Quote the records that follow in full and exactly; leave out the pictures.

╭─ DATA EXCERPTS

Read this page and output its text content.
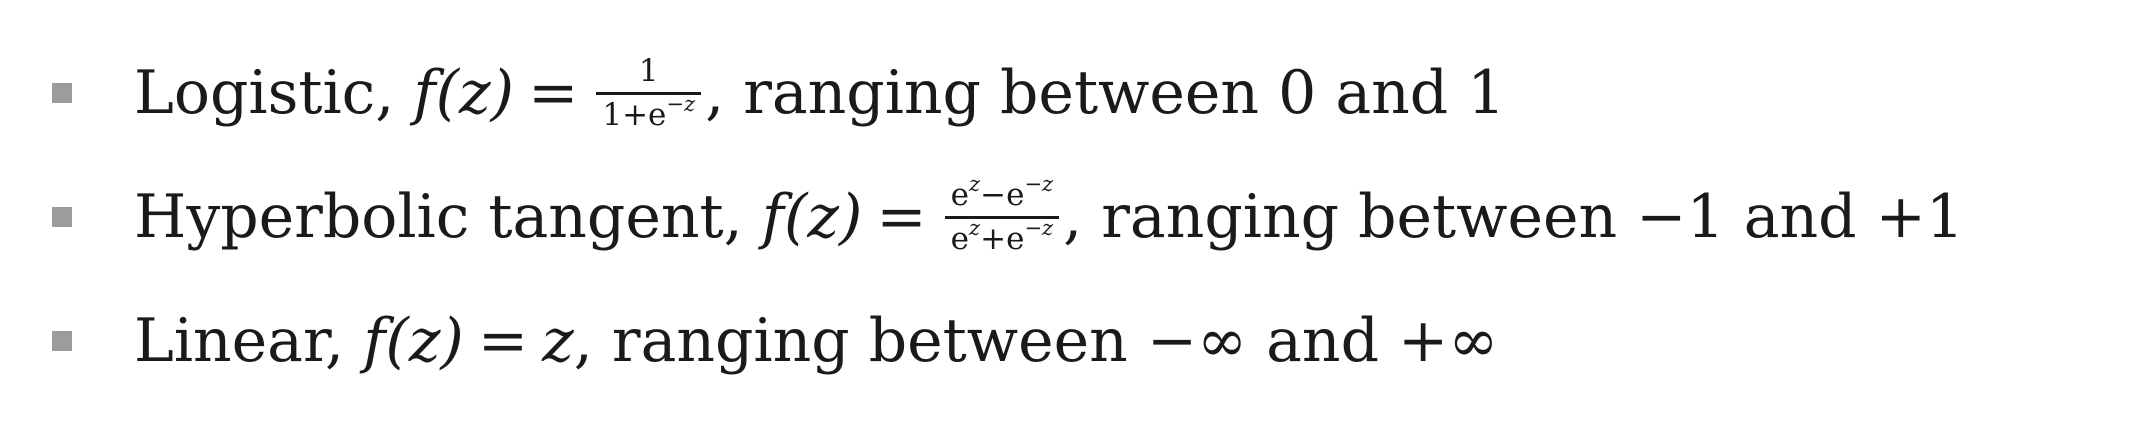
Logistic,
$f(z) = \frac{1}{1+e^{-z}}$ , ranging between 0 and 1
Hyperbolic tangent,
$f(z) = \frac{e^z-e^{-z}}{e^z+e^{-z}}$ , ranging between −1 and +1
Linear,
f(z) = z , ranging between −∞ and +∞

╰─

CORRECT ANSWER:
Read this page and output its text content.
Logistic,
$f(z) = \frac{1}{1+e^{-z}}$ , ranging between 0 and 1
Hyperbolic tangent,
$f(z) = \frac{e^z-e^{-z}}{e^z+e^{-z}}$ , ranging between −1 and +1
Linear,
f(z) = z , ranging between −∞ and +∞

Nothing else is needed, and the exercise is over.